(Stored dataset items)
-- -- --
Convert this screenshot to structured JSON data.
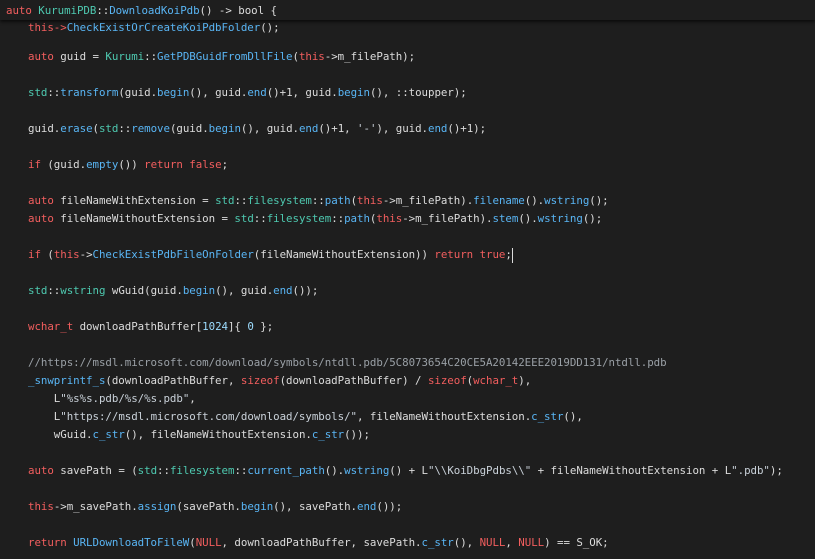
{
  "colors": {
    "background": "#1e1e1e",
    "default": "#dcdcdc",
    "keyword": "#f25e5e",
    "type": "#4ec9b0",
    "function": "#59b5f4",
    "string": "#c9d1d9",
    "comment": "#9aa0a6",
    "number": "#9cdcfe"
  },
  "sticky_header": [
    {
      "t": "auto ",
      "c": "keyword"
    },
    {
      "t": "KurumiPDB",
      "c": "type"
    },
    {
      "t": "::",
      "c": "default"
    },
    {
      "t": "DownloadKoiPdb",
      "c": "function"
    },
    {
      "t": "() -> bool {",
      "c": "default"
    }
  ],
  "partial_line": [
    {
      "t": "this->",
      "c": "keyword"
    },
    {
      "t": "CheckExistOrCreateKoiPdbFolder",
      "c": "function"
    },
    {
      "t": "();",
      "c": "default"
    }
  ],
  "code_lines": [
    [
      {
        "t": "auto",
        "c": "keyword"
      },
      {
        "t": " guid = ",
        "c": "default"
      },
      {
        "t": "Kurumi",
        "c": "type"
      },
      {
        "t": "::",
        "c": "default"
      },
      {
        "t": "GetPDBGuidFromDllFile",
        "c": "function"
      },
      {
        "t": "(",
        "c": "default"
      },
      {
        "t": "this",
        "c": "keyword"
      },
      {
        "t": "->m_filePath);",
        "c": "default"
      }
    ],
    [],
    [
      {
        "t": "std",
        "c": "type"
      },
      {
        "t": "::",
        "c": "default"
      },
      {
        "t": "transform",
        "c": "function"
      },
      {
        "t": "(guid.",
        "c": "default"
      },
      {
        "t": "begin",
        "c": "function"
      },
      {
        "t": "(), guid.",
        "c": "default"
      },
      {
        "t": "end",
        "c": "function"
      },
      {
        "t": "()+1, guid.",
        "c": "default"
      },
      {
        "t": "begin",
        "c": "function"
      },
      {
        "t": "(), ::toupper);",
        "c": "default"
      }
    ],
    [],
    [
      {
        "t": "guid.",
        "c": "default"
      },
      {
        "t": "erase",
        "c": "function"
      },
      {
        "t": "(",
        "c": "default"
      },
      {
        "t": "std",
        "c": "type"
      },
      {
        "t": "::",
        "c": "default"
      },
      {
        "t": "remove",
        "c": "function"
      },
      {
        "t": "(guid.",
        "c": "default"
      },
      {
        "t": "begin",
        "c": "function"
      },
      {
        "t": "(), guid.",
        "c": "default"
      },
      {
        "t": "end",
        "c": "function"
      },
      {
        "t": "()+1, ",
        "c": "default"
      },
      {
        "t": "'-'",
        "c": "string"
      },
      {
        "t": "), guid.",
        "c": "default"
      },
      {
        "t": "end",
        "c": "function"
      },
      {
        "t": "()+1);",
        "c": "default"
      }
    ],
    [],
    [
      {
        "t": "if",
        "c": "keyword"
      },
      {
        "t": " (guid.",
        "c": "default"
      },
      {
        "t": "empty",
        "c": "function"
      },
      {
        "t": "()) ",
        "c": "default"
      },
      {
        "t": "return",
        "c": "keyword"
      },
      {
        "t": " ",
        "c": "default"
      },
      {
        "t": "false",
        "c": "keyword"
      },
      {
        "t": ";",
        "c": "default"
      }
    ],
    [],
    [
      {
        "t": "auto",
        "c": "keyword"
      },
      {
        "t": " fileNameWithExtension = ",
        "c": "default"
      },
      {
        "t": "std",
        "c": "type"
      },
      {
        "t": "::",
        "c": "default"
      },
      {
        "t": "filesystem",
        "c": "type"
      },
      {
        "t": "::",
        "c": "default"
      },
      {
        "t": "path",
        "c": "function"
      },
      {
        "t": "(",
        "c": "default"
      },
      {
        "t": "this",
        "c": "keyword"
      },
      {
        "t": "->m_filePath).",
        "c": "default"
      },
      {
        "t": "filename",
        "c": "function"
      },
      {
        "t": "().",
        "c": "default"
      },
      {
        "t": "wstring",
        "c": "function"
      },
      {
        "t": "();",
        "c": "default"
      }
    ],
    [
      {
        "t": "auto",
        "c": "keyword"
      },
      {
        "t": " fileNameWithoutExtension = ",
        "c": "default"
      },
      {
        "t": "std",
        "c": "type"
      },
      {
        "t": "::",
        "c": "default"
      },
      {
        "t": "filesystem",
        "c": "type"
      },
      {
        "t": "::",
        "c": "default"
      },
      {
        "t": "path",
        "c": "function"
      },
      {
        "t": "(",
        "c": "default"
      },
      {
        "t": "this",
        "c": "keyword"
      },
      {
        "t": "->m_filePath).",
        "c": "default"
      },
      {
        "t": "stem",
        "c": "function"
      },
      {
        "t": "().",
        "c": "default"
      },
      {
        "t": "wstring",
        "c": "function"
      },
      {
        "t": "();",
        "c": "default"
      }
    ],
    [],
    [
      {
        "t": "if",
        "c": "keyword"
      },
      {
        "t": " (",
        "c": "default"
      },
      {
        "t": "this",
        "c": "keyword"
      },
      {
        "t": "->",
        "c": "default"
      },
      {
        "t": "CheckExistPdbFileOnFolder",
        "c": "function"
      },
      {
        "t": "(fileNameWithoutExtension)) ",
        "c": "default"
      },
      {
        "t": "return",
        "c": "keyword"
      },
      {
        "t": " ",
        "c": "default"
      },
      {
        "t": "true",
        "c": "keyword"
      },
      {
        "t": ";",
        "c": "default"
      }
    ],
    [],
    [
      {
        "t": "std",
        "c": "type"
      },
      {
        "t": "::",
        "c": "default"
      },
      {
        "t": "wstring",
        "c": "type"
      },
      {
        "t": " wGuid(guid.",
        "c": "default"
      },
      {
        "t": "begin",
        "c": "function"
      },
      {
        "t": "(), guid.",
        "c": "default"
      },
      {
        "t": "end",
        "c": "function"
      },
      {
        "t": "());",
        "c": "default"
      }
    ],
    [],
    [
      {
        "t": "wchar_t",
        "c": "keyword"
      },
      {
        "t": " downloadPathBuffer[",
        "c": "default"
      },
      {
        "t": "1024",
        "c": "number"
      },
      {
        "t": "]{ ",
        "c": "default"
      },
      {
        "t": "0",
        "c": "number"
      },
      {
        "t": " };",
        "c": "default"
      }
    ],
    [],
    [
      {
        "t": "//https://msdl.microsoft.com/download/symbols/ntdll.pdb/5C8073654C20CE5A20142EEE2019DD131/ntdll.pdb",
        "c": "comment"
      }
    ],
    [
      {
        "t": "_snwprintf_s",
        "c": "function"
      },
      {
        "t": "(downloadPathBuffer, ",
        "c": "default"
      },
      {
        "t": "sizeof",
        "c": "keyword"
      },
      {
        "t": "(downloadPathBuffer) / ",
        "c": "default"
      },
      {
        "t": "sizeof",
        "c": "keyword"
      },
      {
        "t": "(",
        "c": "default"
      },
      {
        "t": "wchar_t",
        "c": "keyword"
      },
      {
        "t": "),",
        "c": "default"
      }
    ],
    [
      {
        "t": "    L",
        "c": "default"
      },
      {
        "t": "\"%s%s.pdb/%s/%s.pdb\"",
        "c": "string"
      },
      {
        "t": ",",
        "c": "default"
      }
    ],
    [
      {
        "t": "    L",
        "c": "default"
      },
      {
        "t": "\"https://msdl.microsoft.com/download/symbols/\"",
        "c": "string"
      },
      {
        "t": ", fileNameWithoutExtension.",
        "c": "default"
      },
      {
        "t": "c_str",
        "c": "function"
      },
      {
        "t": "(),",
        "c": "default"
      }
    ],
    [
      {
        "t": "    wGuid.",
        "c": "default"
      },
      {
        "t": "c_str",
        "c": "function"
      },
      {
        "t": "(), fileNameWithoutExtension.",
        "c": "default"
      },
      {
        "t": "c_str",
        "c": "function"
      },
      {
        "t": "());",
        "c": "default"
      }
    ],
    [],
    [
      {
        "t": "auto",
        "c": "keyword"
      },
      {
        "t": " savePath = (",
        "c": "default"
      },
      {
        "t": "std",
        "c": "type"
      },
      {
        "t": "::",
        "c": "default"
      },
      {
        "t": "filesystem",
        "c": "type"
      },
      {
        "t": "::",
        "c": "default"
      },
      {
        "t": "current_path",
        "c": "function"
      },
      {
        "t": "().",
        "c": "default"
      },
      {
        "t": "wstring",
        "c": "function"
      },
      {
        "t": "() + L",
        "c": "default"
      },
      {
        "t": "\"\\\\KoiDbgPdbs\\\\\"",
        "c": "string"
      },
      {
        "t": " + fileNameWithoutExtension + L",
        "c": "default"
      },
      {
        "t": "\".pdb\"",
        "c": "string"
      },
      {
        "t": ");",
        "c": "default"
      }
    ],
    [],
    [
      {
        "t": "this",
        "c": "keyword"
      },
      {
        "t": "->m_savePath.",
        "c": "default"
      },
      {
        "t": "assign",
        "c": "function"
      },
      {
        "t": "(savePath.",
        "c": "default"
      },
      {
        "t": "begin",
        "c": "function"
      },
      {
        "t": "(), savePath.",
        "c": "default"
      },
      {
        "t": "end",
        "c": "function"
      },
      {
        "t": "());",
        "c": "default"
      }
    ],
    [],
    [
      {
        "t": "return",
        "c": "keyword"
      },
      {
        "t": " ",
        "c": "default"
      },
      {
        "t": "URLDownloadToFileW",
        "c": "function"
      },
      {
        "t": "(",
        "c": "default"
      },
      {
        "t": "NULL",
        "c": "keyword"
      },
      {
        "t": ", downloadPathBuffer, savePath.",
        "c": "default"
      },
      {
        "t": "c_str",
        "c": "function"
      },
      {
        "t": "(), ",
        "c": "default"
      },
      {
        "t": "NULL",
        "c": "keyword"
      },
      {
        "t": ", ",
        "c": "default"
      },
      {
        "t": "NULL",
        "c": "keyword"
      },
      {
        "t": ") == S_OK;",
        "c": "default"
      }
    ]
  ]
}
-- -- --
Prompt
What is the number of lines in the data above that include the word "https"? Answer with that number only.

Full output
2